### [Challenge]
Copy each line below that contains "malakali".

### [Task data]
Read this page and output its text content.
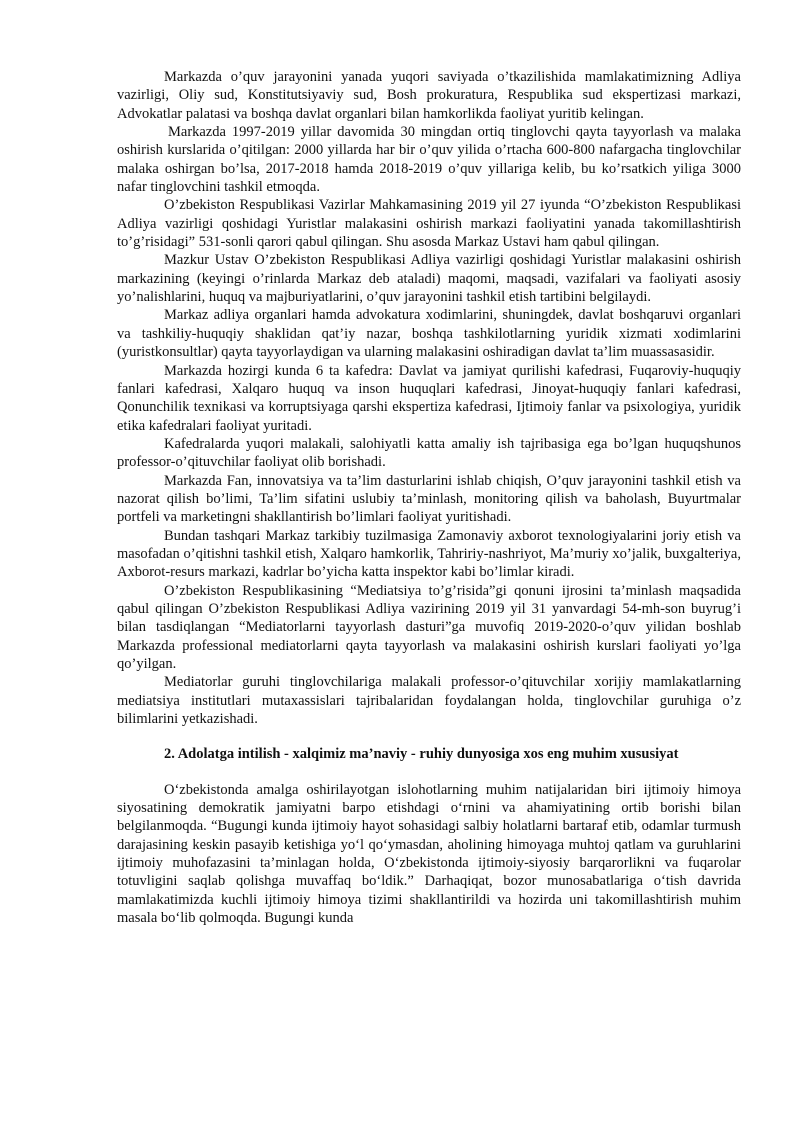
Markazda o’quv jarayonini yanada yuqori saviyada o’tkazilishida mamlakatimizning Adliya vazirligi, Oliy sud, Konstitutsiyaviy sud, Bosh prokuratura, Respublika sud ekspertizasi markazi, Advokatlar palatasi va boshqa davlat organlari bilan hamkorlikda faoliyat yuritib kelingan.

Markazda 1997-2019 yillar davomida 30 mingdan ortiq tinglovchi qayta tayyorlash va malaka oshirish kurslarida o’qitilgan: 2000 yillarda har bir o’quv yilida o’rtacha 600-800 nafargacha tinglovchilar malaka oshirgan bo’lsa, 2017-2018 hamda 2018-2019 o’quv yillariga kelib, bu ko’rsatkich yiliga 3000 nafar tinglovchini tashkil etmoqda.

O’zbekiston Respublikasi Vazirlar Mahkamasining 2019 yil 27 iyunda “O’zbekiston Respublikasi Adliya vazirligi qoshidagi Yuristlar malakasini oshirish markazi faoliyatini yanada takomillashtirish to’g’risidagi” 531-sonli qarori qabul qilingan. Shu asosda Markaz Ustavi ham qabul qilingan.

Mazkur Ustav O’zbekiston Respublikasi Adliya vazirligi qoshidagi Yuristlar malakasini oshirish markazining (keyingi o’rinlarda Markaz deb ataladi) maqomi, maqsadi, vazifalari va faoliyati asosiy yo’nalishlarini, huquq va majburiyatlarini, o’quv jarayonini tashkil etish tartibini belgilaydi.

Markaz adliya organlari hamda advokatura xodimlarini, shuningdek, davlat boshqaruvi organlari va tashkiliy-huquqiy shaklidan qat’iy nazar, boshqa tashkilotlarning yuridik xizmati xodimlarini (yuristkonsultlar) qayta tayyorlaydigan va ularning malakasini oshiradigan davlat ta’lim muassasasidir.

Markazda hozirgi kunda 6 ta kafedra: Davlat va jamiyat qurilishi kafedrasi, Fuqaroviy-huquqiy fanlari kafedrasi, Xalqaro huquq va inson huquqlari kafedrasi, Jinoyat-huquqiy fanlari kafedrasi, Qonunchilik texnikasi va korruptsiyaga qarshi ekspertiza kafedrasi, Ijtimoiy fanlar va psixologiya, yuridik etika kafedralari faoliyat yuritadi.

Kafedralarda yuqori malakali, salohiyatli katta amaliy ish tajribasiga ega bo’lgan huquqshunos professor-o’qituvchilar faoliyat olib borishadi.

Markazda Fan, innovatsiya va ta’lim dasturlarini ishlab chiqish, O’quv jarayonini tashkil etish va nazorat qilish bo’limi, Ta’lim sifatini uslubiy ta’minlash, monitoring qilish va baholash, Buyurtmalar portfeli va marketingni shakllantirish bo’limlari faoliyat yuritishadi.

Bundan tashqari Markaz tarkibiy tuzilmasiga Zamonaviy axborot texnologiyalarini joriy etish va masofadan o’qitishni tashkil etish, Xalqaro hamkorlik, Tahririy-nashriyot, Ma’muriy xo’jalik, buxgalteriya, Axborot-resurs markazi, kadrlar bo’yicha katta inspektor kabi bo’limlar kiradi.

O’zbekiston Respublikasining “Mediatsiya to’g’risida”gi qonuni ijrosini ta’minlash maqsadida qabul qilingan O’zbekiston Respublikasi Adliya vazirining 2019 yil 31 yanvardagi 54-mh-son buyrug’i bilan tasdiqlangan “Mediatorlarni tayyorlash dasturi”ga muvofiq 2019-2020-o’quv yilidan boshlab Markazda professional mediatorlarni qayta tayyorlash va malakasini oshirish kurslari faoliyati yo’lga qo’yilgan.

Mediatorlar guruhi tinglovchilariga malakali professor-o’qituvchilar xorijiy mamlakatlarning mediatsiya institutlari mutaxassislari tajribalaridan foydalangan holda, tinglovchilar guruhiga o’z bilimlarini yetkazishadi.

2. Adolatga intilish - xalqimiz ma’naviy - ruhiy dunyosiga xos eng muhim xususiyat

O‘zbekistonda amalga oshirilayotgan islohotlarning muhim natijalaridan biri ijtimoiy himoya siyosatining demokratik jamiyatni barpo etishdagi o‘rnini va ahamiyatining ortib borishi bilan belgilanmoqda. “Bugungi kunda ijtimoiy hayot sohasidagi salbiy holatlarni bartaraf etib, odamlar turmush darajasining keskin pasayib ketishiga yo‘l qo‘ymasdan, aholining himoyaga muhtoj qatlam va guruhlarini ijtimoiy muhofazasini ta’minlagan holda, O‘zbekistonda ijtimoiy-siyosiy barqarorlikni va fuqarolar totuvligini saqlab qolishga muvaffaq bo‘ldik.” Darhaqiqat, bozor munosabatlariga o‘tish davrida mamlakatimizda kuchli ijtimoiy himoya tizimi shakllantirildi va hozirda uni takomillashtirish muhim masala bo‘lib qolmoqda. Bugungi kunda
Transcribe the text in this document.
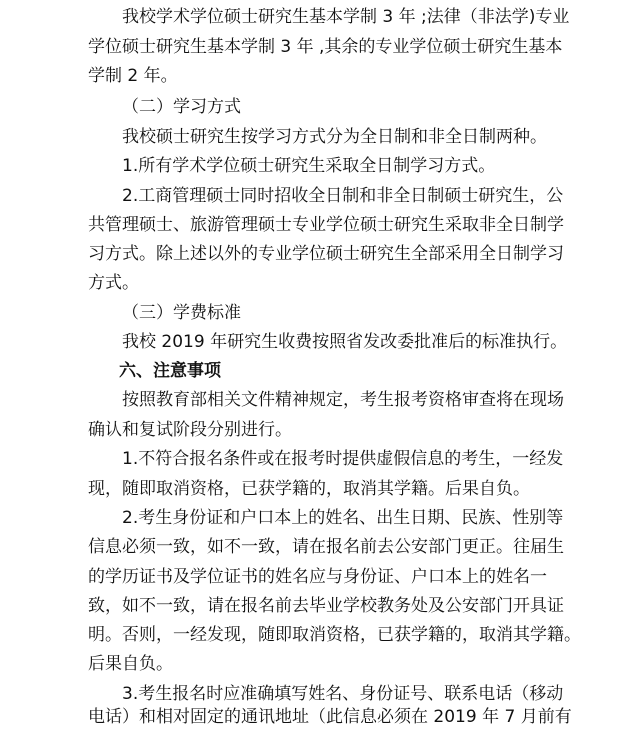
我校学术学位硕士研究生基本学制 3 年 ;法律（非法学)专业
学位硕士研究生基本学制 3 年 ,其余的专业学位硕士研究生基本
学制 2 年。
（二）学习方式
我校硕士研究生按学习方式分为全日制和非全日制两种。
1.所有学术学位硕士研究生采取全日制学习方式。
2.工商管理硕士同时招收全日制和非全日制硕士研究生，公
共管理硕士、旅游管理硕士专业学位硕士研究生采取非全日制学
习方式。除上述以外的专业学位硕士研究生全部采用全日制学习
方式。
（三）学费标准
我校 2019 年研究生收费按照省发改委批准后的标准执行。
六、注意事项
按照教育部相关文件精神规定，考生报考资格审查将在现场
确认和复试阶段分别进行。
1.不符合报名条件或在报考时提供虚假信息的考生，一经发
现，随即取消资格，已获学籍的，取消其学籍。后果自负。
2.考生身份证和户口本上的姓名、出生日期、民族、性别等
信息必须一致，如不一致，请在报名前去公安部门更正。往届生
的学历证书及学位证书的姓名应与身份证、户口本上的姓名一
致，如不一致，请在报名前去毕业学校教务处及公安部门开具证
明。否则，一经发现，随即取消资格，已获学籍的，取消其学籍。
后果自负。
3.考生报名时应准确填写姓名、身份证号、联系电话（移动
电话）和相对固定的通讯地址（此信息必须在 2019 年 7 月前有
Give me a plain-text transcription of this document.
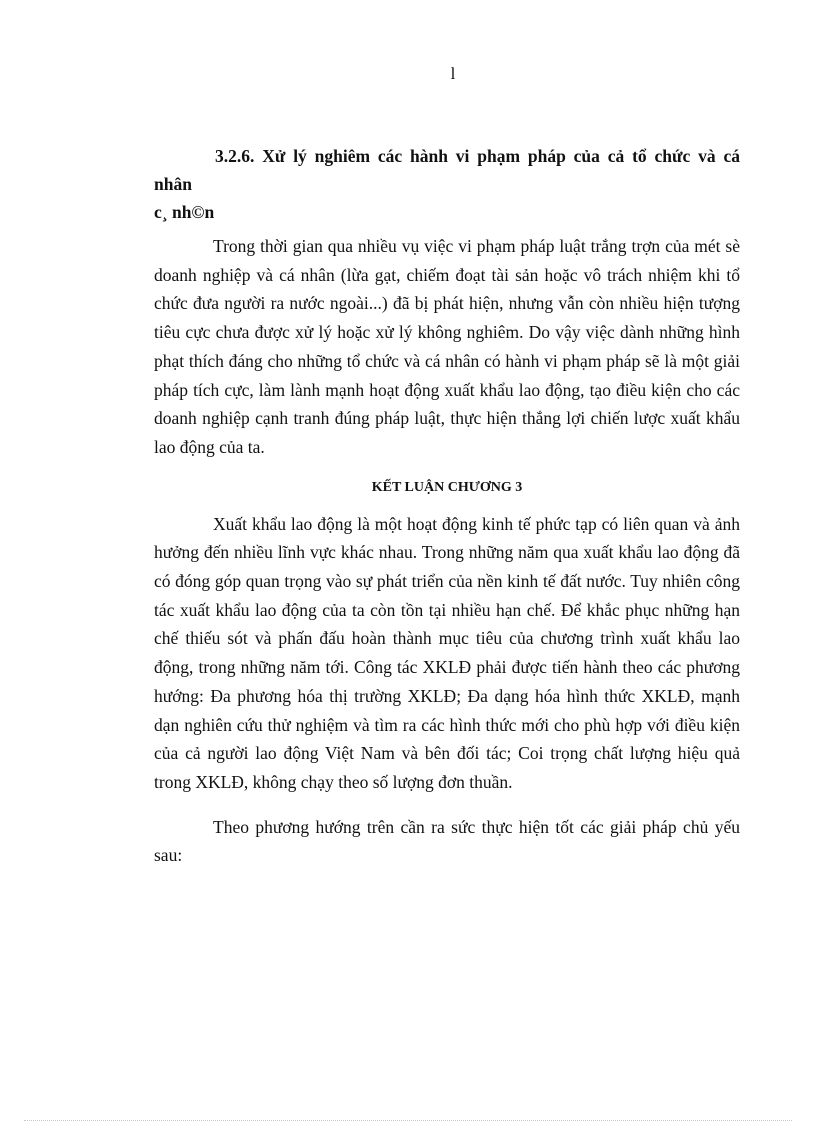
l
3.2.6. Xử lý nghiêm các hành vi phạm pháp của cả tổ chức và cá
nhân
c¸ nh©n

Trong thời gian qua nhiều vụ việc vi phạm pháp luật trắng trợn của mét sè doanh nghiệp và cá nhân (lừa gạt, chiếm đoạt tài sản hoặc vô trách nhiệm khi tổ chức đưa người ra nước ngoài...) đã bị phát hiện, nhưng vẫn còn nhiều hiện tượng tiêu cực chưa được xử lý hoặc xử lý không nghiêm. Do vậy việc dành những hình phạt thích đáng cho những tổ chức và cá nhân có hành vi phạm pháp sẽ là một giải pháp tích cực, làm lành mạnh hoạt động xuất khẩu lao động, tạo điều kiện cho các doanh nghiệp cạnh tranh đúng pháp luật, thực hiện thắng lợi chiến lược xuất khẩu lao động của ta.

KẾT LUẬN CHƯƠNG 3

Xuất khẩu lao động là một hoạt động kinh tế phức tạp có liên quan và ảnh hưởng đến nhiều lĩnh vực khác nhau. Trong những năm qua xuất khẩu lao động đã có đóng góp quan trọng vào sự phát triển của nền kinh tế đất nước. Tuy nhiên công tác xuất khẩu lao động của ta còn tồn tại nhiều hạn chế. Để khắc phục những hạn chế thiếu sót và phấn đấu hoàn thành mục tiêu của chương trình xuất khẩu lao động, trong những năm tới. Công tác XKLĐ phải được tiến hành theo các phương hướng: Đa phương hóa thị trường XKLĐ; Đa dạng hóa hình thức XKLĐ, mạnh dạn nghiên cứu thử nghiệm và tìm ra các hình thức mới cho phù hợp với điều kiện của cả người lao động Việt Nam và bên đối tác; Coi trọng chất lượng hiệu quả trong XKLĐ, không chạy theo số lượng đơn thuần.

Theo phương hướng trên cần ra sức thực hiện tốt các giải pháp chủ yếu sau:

### [Solution below]
Kafedralarda yuqori malakali, salohiyatli katta amaliy ish tajribasiga ega bo’lgan huquqshunos professor-o’qituvchilar faoliyat olib borishadi.
Mediatorlar guruhi tinglovchilariga malakali professor-o’qituvchilar xorijiy mamlakatlarning mediatsiya institutlari mutaxassislari tajribalaridan foydalangan holda, tinglovchilar guruhiga o’z bilimlarini yetkazishadi.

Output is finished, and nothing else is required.